### PASSAGE
--- START ---

Because most privacy laws contain data minimization principles, regulators are questioning whether companies really need all that data. Especially if the business is using it to train an AI model.
In turn, companies argue that they need that data to train their AI models, which raises a challenge for privacy professionals to help the business understand and determine what data are truly needed.
The risks and challenges of collecting and keeping data
There are inherent risks and challenges in collecting and keeping data:
- Data accuracy and quality: Ensuring the data collected is accurate is challenging at scale. “Garbage in, garbage out.” The accuracy, quality, relevance, and timeliness of data degrade if it is kept for long periods.
- Data volume: Storing large amounts of data can get expensive, and time and resources will need to be spent finding scalable and cost-effective storage solutions.
- Privacy infringement: If the data is not handled properly, it could infringe upon individuals’ privacy rights, especially if it is collected from third-party sources rather than directly from the individuals.
- Security: Storing large amounts of collected data increases a company’s risk in the event of a breach and the associated costs, including fines that may be incurred as a result of the breach.
- Data integration: When receiving data from multiple sources, it is challenging to integrate across systems to get a complete picture of business operations.
These challenges and risks apply to all types of data collection, not just data collected for training AI models. Understanding these challenges will help you and your business make necessary decisions about what data is essential to meet business needs and determine how long you need to keep it.
Hanging on to old, dusty data only increases your data protection risk.
Why less is more in data collection
In terms of data collection, less is actually more. Here are some benefits of collecting only the data necessary for the specified processing purposes:
- Reducing the noise: Collecting less data enables companies to focus on the information that is most relevant to achieving business goals.
Faster and more reliable decision making: Less data can reduce the number of errors and inconsistencies, enabling faster access to information for more efficient decision-making. - Cost reduction: Storage, maintenance, and human resource costs are lower when maintaining less data.
- Security: Having less data reduces breach risk by limiting the number of records that could be affected in the event of a breach.
- Digital carbon footprint reduction: Storing data has an environmental impact. Reducing the amount of data stored helps save energy since the amount of energy needed to process data is reduced.
The benefits of data minimization reduce costs and risks and enable the business to achieve its goals faster and more effectively by making more reliable decisions.

--- END ---

### DATASET EXTRACT
--- START ---

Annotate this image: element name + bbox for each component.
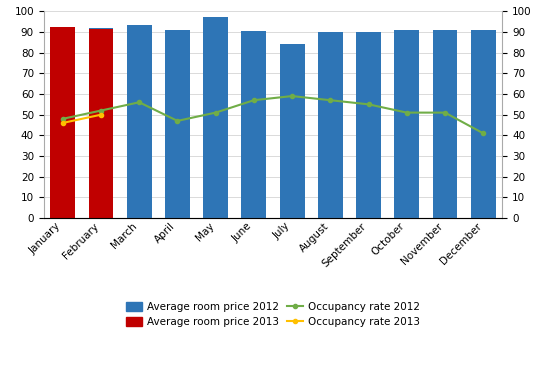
Bar xyxy=(50,30,75,218)
Bar xyxy=(50,27,75,218)
Bar xyxy=(318,32,343,218)
Bar xyxy=(127,25,152,218)
Legend: Average room price 2012, Average room price 2013, Occupancy rate 2012, Occupancy: Average room price 2012, Average room pr… xyxy=(126,302,420,327)
Bar xyxy=(88,28,114,218)
Bar xyxy=(241,31,266,218)
Bar xyxy=(394,30,419,218)
Bar xyxy=(432,30,458,218)
Bar xyxy=(280,44,305,218)
Bar xyxy=(165,30,190,218)
Bar xyxy=(356,32,381,218)
Bar xyxy=(88,29,114,218)
Bar xyxy=(471,30,496,218)
Bar xyxy=(203,18,228,218)
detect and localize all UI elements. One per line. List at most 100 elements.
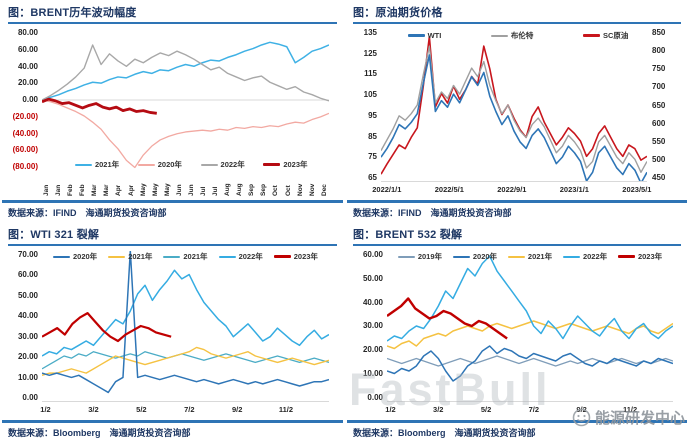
- series-line-2020年: [42, 100, 329, 167]
- data-source: 数据来源：IFIND 海通期货投资咨询部: [347, 200, 687, 222]
- y-axis-tick: 65: [368, 172, 377, 182]
- panel-crude-futures-price: 图：原油期货价格 135 125 115 105 95 85 75 65 WTI 布伦特 SC原油…: [345, 0, 689, 222]
- legend-label: 2023年: [637, 252, 663, 261]
- legend-swatch: [562, 255, 580, 258]
- x-axis-tick: May: [163, 183, 171, 196]
- chart-title: 图：原油期货价格: [353, 4, 681, 24]
- legend-label: 2020年: [472, 252, 498, 261]
- legend-label: WTI: [427, 31, 442, 40]
- series-line-2020年: [387, 346, 673, 381]
- x-axis-tick: Apr: [127, 184, 135, 196]
- plot-area: 2021年 2020年 2022年 2023年: [42, 29, 329, 171]
- chart-title: 图：BRENT 532 裂解: [353, 226, 681, 246]
- x-axis-tick: Nov: [296, 183, 304, 196]
- legend-swatch: [507, 255, 525, 258]
- x-axis-tick: Jan: [43, 184, 50, 196]
- chart-legend: WTI 布伦特 SC原油: [407, 30, 629, 41]
- legend-label: 2022年: [238, 252, 263, 261]
- legend-item: 2022年: [562, 251, 607, 262]
- x-axis-tick: Feb: [67, 184, 75, 196]
- legend-swatch: [263, 163, 281, 166]
- y-axis-tick: 105: [363, 90, 377, 100]
- legend-swatch: [490, 34, 508, 37]
- legend-swatch: [108, 255, 126, 258]
- x-axis-tick: Jun: [175, 184, 183, 196]
- y-axis-tick: 40.00: [17, 311, 38, 321]
- x-axis-tick: Dec: [320, 184, 328, 196]
- y-axis-tick: 800: [652, 46, 666, 56]
- y-axis-tick: 20.00: [362, 345, 383, 355]
- x-axis-tick: 9/2: [232, 405, 243, 414]
- x-axis-tick: 3/2: [433, 405, 444, 414]
- legend-label: 2023年: [293, 252, 318, 261]
- legend-item: 2022年: [218, 251, 263, 262]
- x-axis-tick: 5/2: [136, 405, 147, 414]
- panel-brent-532-crack: 图：BRENT 532 裂解 60.00 50.00 40.00 30.00 20.00…: [345, 222, 689, 442]
- series-line-2022年: [387, 256, 673, 341]
- y-axis-tick: 10.00: [362, 369, 383, 379]
- legend-label: 2019年: [417, 252, 443, 261]
- legend-label: 2020年: [157, 160, 182, 169]
- legend-label: 2021年: [527, 252, 553, 261]
- y-axis-tick: 0.00: [22, 392, 38, 402]
- y-axis-tick: 80.00: [17, 28, 38, 37]
- legend-swatch: [582, 34, 600, 37]
- legend-label: 2022年: [220, 160, 245, 169]
- series-line-2021年: [387, 321, 673, 349]
- legend-item: 布伦特: [490, 30, 534, 41]
- y-axis-tick: 20.00: [17, 352, 38, 362]
- series-line-2023年: [387, 298, 507, 338]
- x-axis-labels: 2022/1/1 2022/5/1 2022/9/1 2023/1/1 2023/5/1: [372, 182, 651, 198]
- series-line-2022年: [42, 270, 329, 356]
- plot-area: 2020年 2021年 2021年 2022年 2023年: [42, 251, 329, 402]
- y-axis-tick: (40.00): [12, 128, 38, 138]
- y-axis-tick: 115: [364, 69, 377, 79]
- y-axis-tick: 500: [652, 154, 666, 164]
- x-axis-tick: Nov: [308, 183, 316, 196]
- y-axis-tick: 75: [368, 152, 377, 162]
- series-line-2022年: [42, 45, 329, 101]
- y-axis-tick: 0.00: [22, 95, 38, 104]
- y-axis-tick: 750: [652, 64, 666, 74]
- x-axis-tick: 1/2: [385, 405, 396, 414]
- x-axis-tick: 11/2: [278, 405, 294, 414]
- y-axis-tick: 10.00: [17, 372, 38, 382]
- y-axis-tick: 20.00: [17, 78, 38, 88]
- x-axis-tick: 2023/5/1: [622, 185, 652, 194]
- data-source: 数据来源：Bloomberg 海通期货投资咨询部: [2, 420, 343, 442]
- y-axis-tick: 30.00: [17, 331, 38, 341]
- y-axis-labels: 80.00 60.00 40.00 20.00 0.00 (20.00) (40.00) (6…: [2, 29, 42, 171]
- legend-item: 2021年: [507, 251, 553, 262]
- legend-label: 2023年: [283, 160, 308, 169]
- legend-label: 布伦特: [510, 31, 534, 40]
- series-line-2021年: [42, 42, 329, 100]
- y-axis-tick: 40.00: [17, 61, 38, 71]
- x-axis-tick: 5/2: [480, 405, 492, 414]
- legend-label: 2021年: [94, 160, 120, 169]
- legend-item: 2021年: [163, 251, 208, 262]
- x-axis-tick: Feb: [79, 184, 87, 196]
- watermark-logo-icon: [572, 408, 591, 427]
- legend-swatch: [617, 255, 635, 258]
- series-line-2023年: [42, 99, 157, 113]
- x-axis-tick: 3/2: [88, 405, 99, 414]
- legend-swatch: [163, 255, 181, 258]
- legend-label: SC原油: [602, 31, 629, 40]
- x-axis-tick: Mar: [103, 184, 111, 196]
- y-axis-tick: 70.00: [17, 250, 38, 259]
- y-axis-tick: 95: [368, 110, 377, 120]
- chart-title: 图：WTI 321 裂解: [8, 226, 337, 246]
- data-source: 数据来源：Bloomberg 海通期货投资咨询部: [347, 420, 687, 442]
- series-line-2019年: [387, 356, 673, 366]
- plot-area: WTI 布伦特 SC原油: [381, 29, 647, 182]
- y-axis-tick: 60.00: [362, 250, 383, 259]
- y-axis-tick: 125: [363, 48, 377, 58]
- y-axis-tick: 850: [652, 28, 666, 37]
- x-axis-tick: 2022/1/1: [372, 185, 402, 194]
- y-axis-tick: 135: [363, 28, 377, 37]
- legend-item: WTI: [407, 31, 442, 40]
- watermark-badge: 能源研发中心: [572, 407, 685, 428]
- series-line-WTI: [381, 55, 647, 181]
- y-axis-tick: 600: [652, 118, 666, 128]
- chart-area: 70.00 60.00 50.00 40.00 30.00 20.00 10.00 0.00 …: [2, 246, 343, 418]
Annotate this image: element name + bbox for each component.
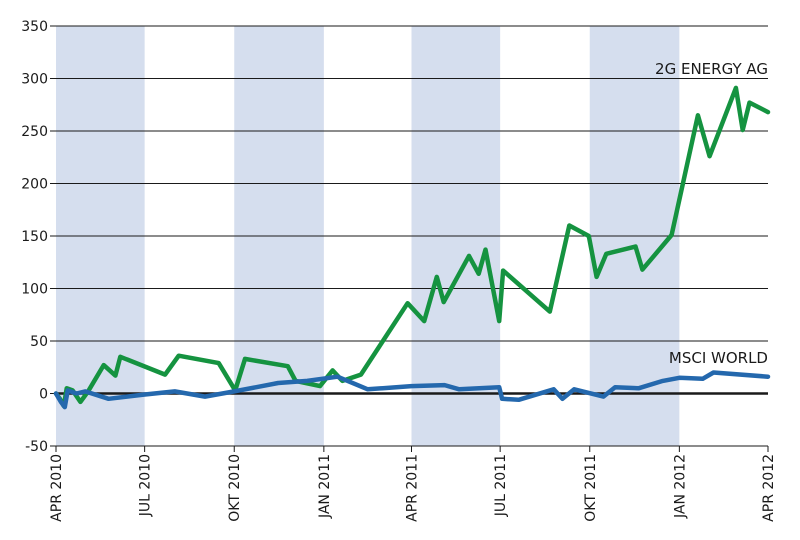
- x-tick-label: JUL 2010: [138, 454, 154, 517]
- series-labels: 2G ENERGY AG MSCI WORLD: [655, 60, 768, 367]
- x-tick-label: JUL 2011: [493, 454, 509, 517]
- series-line-1: [53, 370, 771, 410]
- x-axis-ticks: APR 2010 JUL 2010 OKT 2010 JAN 2011 APR 2011…: [49, 446, 777, 522]
- y-tick-label: 200: [21, 177, 48, 193]
- y-tick-label: 150: [21, 229, 48, 245]
- x-tick-label: APR 2012: [761, 454, 777, 522]
- y-tick-label: 0: [39, 387, 48, 403]
- x-tick-label: OKT 2011: [583, 454, 599, 522]
- series-line-0: [53, 85, 771, 409]
- x-tick-label: APR 2010: [49, 454, 65, 522]
- y-axis-ticks: -50 0 50 100 150 200 250 300 350: [21, 19, 56, 455]
- y-tick-label: 300: [21, 72, 48, 88]
- y-tick-label: 50: [30, 334, 48, 350]
- y-tick-label: 350: [21, 19, 48, 35]
- y-tick-label: -50: [25, 439, 48, 455]
- series-lines: [53, 85, 771, 410]
- series-label-2g-energy: 2G ENERGY AG: [655, 60, 768, 78]
- x-tick-label: JAN 2012: [672, 454, 688, 519]
- y-tick-label: 250: [21, 124, 48, 140]
- series-label-msci-world: MSCI WORLD: [669, 349, 768, 367]
- y-tick-label: 100: [21, 282, 48, 298]
- x-tick-label: JAN 2011: [317, 454, 333, 519]
- x-tick-label: OKT 2010: [227, 454, 243, 522]
- x-tick-label: APR 2011: [405, 454, 421, 522]
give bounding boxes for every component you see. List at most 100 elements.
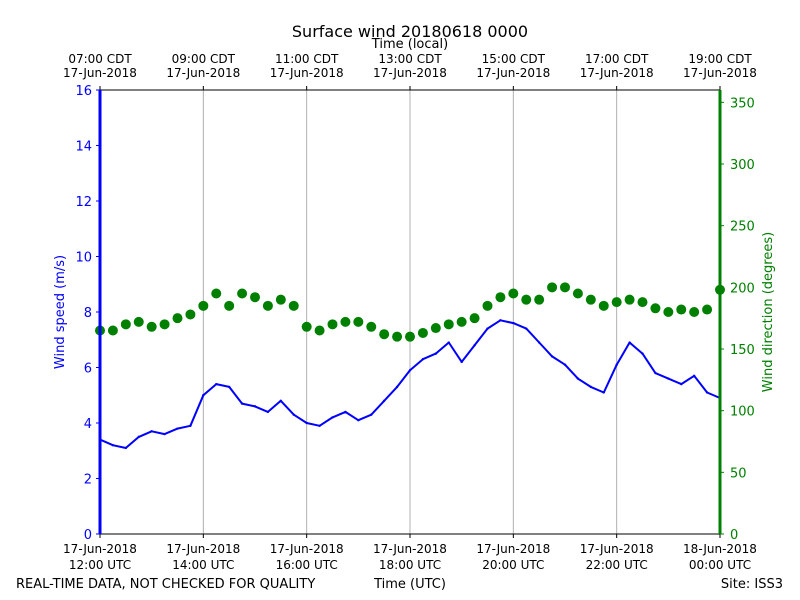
top-tick-label-date: 17-Jun-2018 [580,66,654,80]
right-axis-label: Wind direction (degrees) [761,232,776,392]
wind-direction-marker [172,313,183,324]
wind-speed-point [421,357,425,361]
wind-direction-marker [133,316,144,327]
wind-speed-point [227,385,231,389]
wind-speed-point [279,399,283,402]
left-tick-label: 4 [84,417,92,432]
wind-direction-marker [534,294,545,305]
left-tick-label: 0 [84,528,92,543]
left-axis-label: Wind speed (m/s) [53,255,68,369]
wind-speed-point [305,421,308,425]
right-tick-label: 300 [730,158,755,173]
wind-speed-point [667,377,670,380]
right-tick-label: 350 [730,96,755,111]
chart-title: Surface wind 20180618 0000 [292,22,528,41]
wind-speed-point [137,435,140,439]
left-tick-label: 10 [75,251,92,266]
wind-direction-marker [508,288,519,299]
wind-speed-point [654,371,657,375]
wind-direction-marker [120,319,131,330]
wind-direction-marker [224,300,235,311]
wind-speed-point [460,360,463,364]
x-axis-label: Time (UTC) [373,577,446,592]
wind-direction-marker [650,303,661,314]
wind-direction-marker [624,294,635,305]
top-tick-label-date: 17-Jun-2018 [270,66,344,80]
left-tick-label: 2 [84,473,92,488]
wind-direction-marker [327,319,338,330]
wind-speed-point [589,385,593,389]
wind-speed-point [240,402,244,405]
wind-direction-marker [366,321,377,332]
wind-speed-point [331,416,334,419]
wind-direction-marker [637,297,648,308]
wind-speed-point [408,369,412,372]
wind-direction-marker [250,292,260,303]
top-tick-label-time: 15:00 CDT [482,52,546,66]
x-tick-label-date: 17-Jun-2018 [476,542,550,556]
wind-speed-point [615,363,618,366]
wind-direction-marker [159,319,170,330]
wind-speed-point [292,413,295,416]
wind-direction-marker [443,319,454,330]
wind-direction-marker [417,327,428,338]
site-label: Site: ISS3 [721,577,783,592]
wind-speed-point [473,344,476,347]
top-tick-label-date: 17-Jun-2018 [373,66,447,80]
wind-direction-marker [611,297,622,308]
grid-lines [202,90,618,534]
top-tick-label-time: 17:00 CDT [585,52,649,66]
wind-speed-point [628,341,631,344]
top-tick-label-time: 09:00 CDT [172,52,236,66]
x-tick-label-date: 17-Jun-2018 [373,542,447,556]
wind-speed-point [447,341,450,344]
x-tick-label-date: 17-Jun-2018 [63,542,137,556]
wind-speed-point [705,391,709,394]
wind-speed-point [512,321,515,325]
wind-direction-marker [585,294,596,305]
wind-speed-point [266,410,270,414]
wind-direction-marker [314,325,325,336]
wind-direction-marker [107,325,118,336]
wind-speed-point [318,424,321,427]
x-tick-label-time: 18:00 UTC [379,558,441,572]
wind-speed-point [189,424,192,427]
wind-speed-point [576,377,580,380]
right-tick-label: 200 [730,281,755,296]
wind-speed-point [215,382,218,386]
wind-speed-point [434,352,438,355]
wind-direction-marker [560,282,570,293]
wind-direction-marker [456,316,467,327]
left-tick-label: 16 [75,84,92,99]
left-tick-label: 12 [75,195,92,210]
wind-direction-marker [262,300,273,311]
wind-direction-marker [146,321,157,332]
wind-speed-point [395,385,399,389]
wind-speed-point [111,444,115,447]
wind-speed-point [150,430,153,433]
wind-direction-marker [198,300,209,311]
wind-direction-marker [275,294,286,305]
top-tick-label-date: 17-Jun-2018 [63,66,137,80]
wind-speed-point [550,355,554,358]
wind-direction-marker [663,307,674,317]
top-tick-label-date: 17-Jun-2018 [683,66,757,80]
wind-direction-marker [379,329,390,340]
top-tick-label-time: 13:00 CDT [378,52,442,66]
wind-direction-marker [301,321,312,332]
right-tick-label: 250 [730,220,755,235]
x-tick-label-time: 20:00 UTC [482,558,544,572]
wind-speed-point [176,427,179,430]
wind-direction-marker [237,288,248,299]
wind-direction-marker [185,309,196,320]
plot-series [95,282,725,450]
wind-speed-point [692,374,696,378]
right-tick-label: 150 [730,343,755,358]
left-tick-label: 8 [84,306,92,321]
wind-direction-marker [288,300,299,311]
wind-speed-point [525,327,528,330]
x-tick-label-time: 00:00 UTC [689,558,751,572]
wind-speed-point [370,413,373,416]
top-axis-label: Time (local) [371,37,448,52]
wind-direction-marker [405,331,415,342]
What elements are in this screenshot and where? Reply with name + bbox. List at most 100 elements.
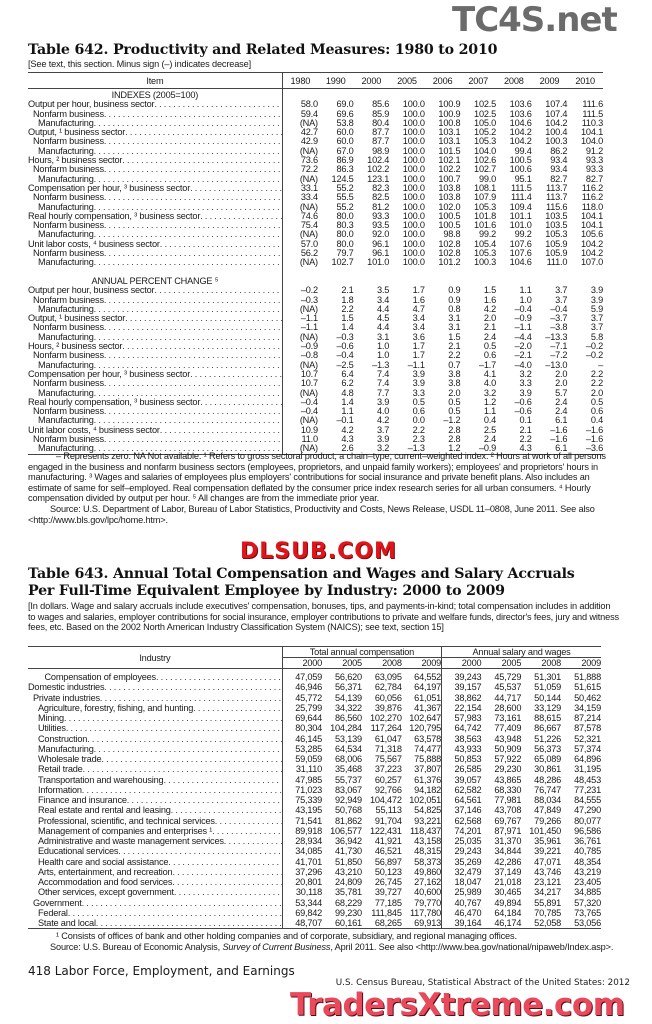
cell-value: 52,058: [534, 918, 562, 928]
cell-value: 96.1: [372, 248, 390, 259]
row-label-text: Finance and insurance: [38, 795, 127, 805]
cell-value: 0.9: [448, 285, 461, 296]
cell-value: 62,582: [454, 784, 482, 795]
cell-value: 57.0: [300, 238, 318, 249]
table-642-footnotes: – Represents zero. NA Not available. ¹ R…: [28, 451, 606, 504]
dot-leader: [212, 826, 282, 836]
cell-value: 3.9: [376, 433, 390, 444]
cell-value: 82.7: [585, 173, 603, 184]
cell-value: –2.5: [336, 359, 354, 370]
cell-value: 3.9: [519, 387, 532, 398]
cell-value: 60.0: [336, 136, 354, 147]
cell-value: 68,265: [374, 918, 402, 928]
dot-leader: [156, 672, 282, 682]
cell-value: 40,600: [401, 887, 443, 898]
cell-value: 2.0: [590, 387, 603, 398]
cell-value: 37,149: [494, 866, 522, 877]
row-label: Nonfarm business: [28, 406, 283, 417]
cell-value: 1.5: [483, 285, 497, 296]
row-label-text: Management of companies and enterprises …: [38, 825, 213, 836]
cell-value: 1.2: [483, 396, 497, 407]
cell-value: 3.9: [412, 368, 425, 379]
cell-value: 10.7: [300, 378, 318, 389]
dot-leader: [104, 682, 281, 692]
cell-value: 10.9: [300, 424, 318, 435]
cell-value: 100.0: [402, 210, 425, 221]
cell-value: 0.9: [448, 294, 461, 305]
column-header-year: 2000: [282, 657, 322, 669]
cell-value: 32,479: [454, 866, 482, 877]
cell-value: 25,035: [454, 836, 482, 846]
cell-value: 48,315: [401, 846, 443, 857]
cell-value: 7.4: [376, 368, 390, 379]
table-row: Unit labor costs, ⁴ business sector 57.0 8…: [28, 238, 603, 250]
row-label: Manufacturing: [28, 202, 283, 212]
cell-value: 86,667: [534, 723, 562, 734]
cell-value: 62,784: [374, 682, 402, 693]
row-label-text: Manufacturing: [38, 359, 94, 370]
cell-value: 69.0: [336, 99, 354, 110]
cell-value: 29,230: [494, 764, 522, 775]
cell-value: 60,257: [374, 774, 402, 785]
table-row: Domestic industries 46,946 56,371 62,78464,…: [28, 682, 601, 693]
row-label: Utilities: [28, 723, 283, 734]
cell-value: 79,266: [534, 815, 562, 826]
cell-value: 55,891: [534, 897, 562, 908]
cell-value: 100.0: [402, 173, 425, 184]
cell-value: 51,301: [534, 672, 562, 682]
dot-leader: [82, 785, 282, 795]
cell-value: 63,578: [401, 733, 443, 744]
cell-value: 124.5: [331, 173, 354, 184]
table-642-subtitle: [See text, this section. Minus sign (–) …: [28, 59, 251, 69]
cell-value: 2.1: [519, 424, 532, 435]
cell-value: 3.1: [448, 322, 461, 333]
table-643-notes: ¹ Consists of offices of bank and other …: [28, 931, 620, 952]
cell-value: 107.6: [509, 238, 532, 249]
dot-leader: [68, 908, 282, 918]
cell-value: 92,766: [374, 784, 402, 795]
cell-value: 42.9: [300, 136, 318, 147]
cell-value: 60,161: [335, 918, 362, 928]
cell-value: 102,270: [369, 713, 402, 723]
cell-value: 30,861: [534, 764, 562, 775]
column-header-year: 2008: [361, 657, 402, 669]
cell-value: –7.1: [550, 341, 568, 352]
cell-value: 101.8: [474, 210, 497, 221]
cell-value: 3.5: [376, 285, 390, 296]
cell-value: 3.7: [376, 424, 390, 435]
cell-value: (NA): [299, 387, 318, 398]
dot-leader: [104, 249, 282, 258]
cell-value: (NA): [299, 303, 318, 314]
row-label-text: Manufacturing: [38, 173, 94, 184]
cell-value: 122,431: [369, 825, 402, 836]
cell-value: 111.6: [582, 99, 603, 110]
cell-value: 100.0: [402, 117, 425, 128]
cell-value: 100.0: [402, 248, 425, 259]
table-row: Management of companies and enterprises …: [28, 825, 601, 836]
cell-value: 100.5: [509, 155, 532, 166]
cell-value: 82.5: [372, 192, 390, 203]
cell-value: 0.5: [448, 406, 461, 417]
cell-value: –2.0: [514, 341, 532, 352]
cell-value: (NA): [299, 173, 318, 184]
cell-value: 2.1: [483, 322, 497, 333]
cell-value: 51,226: [534, 733, 562, 744]
cell-value: 85.9: [372, 108, 390, 119]
cell-value: 100.8: [438, 117, 461, 128]
cell-value: –0.9: [478, 443, 497, 454]
table-643-source: Source: U.S. Bureau of Economic Analysis…: [28, 942, 620, 953]
cell-value: 41,367: [401, 702, 443, 713]
cell-value: 2.2: [341, 303, 354, 314]
dot-leader: [64, 713, 282, 723]
cell-value: 107.4: [545, 99, 568, 110]
cell-value: 0.6: [412, 406, 425, 417]
cell-value: 31,195: [574, 764, 601, 775]
row-label-text: Retail trade: [38, 764, 83, 775]
cell-value: 46,145: [295, 733, 323, 744]
cell-value: 53,344: [295, 897, 323, 908]
cell-value: 4.1: [483, 368, 497, 379]
cell-value: 99.0: [478, 173, 497, 184]
cell-value: 100.0: [402, 164, 425, 175]
cell-value: 54,825: [401, 805, 443, 816]
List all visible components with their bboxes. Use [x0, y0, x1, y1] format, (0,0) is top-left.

--- END ---

### EXERCISE TASK
Duplicate everything in the data minimization passage from "- Security: Storing" down to "data protection risk.", word for word.

### WRITTEN REPLY
- Security: Storing large amounts of collected data increases a company’s risk in the event of a breach and the associated costs, including fines that may be incurred as a result of the breach.
- Data integration: When receiving data from multiple sources, it is challenging to integrate across systems to get a complete picture of business operations.
These challenges and risks apply to all types of data collection, not just data collected for training AI models. Understanding these challenges will help you and your business make necessary decisions about what data is essential to meet business needs and determine how long you need to keep it.
Hanging on to old, dusty data only increases your data protection risk.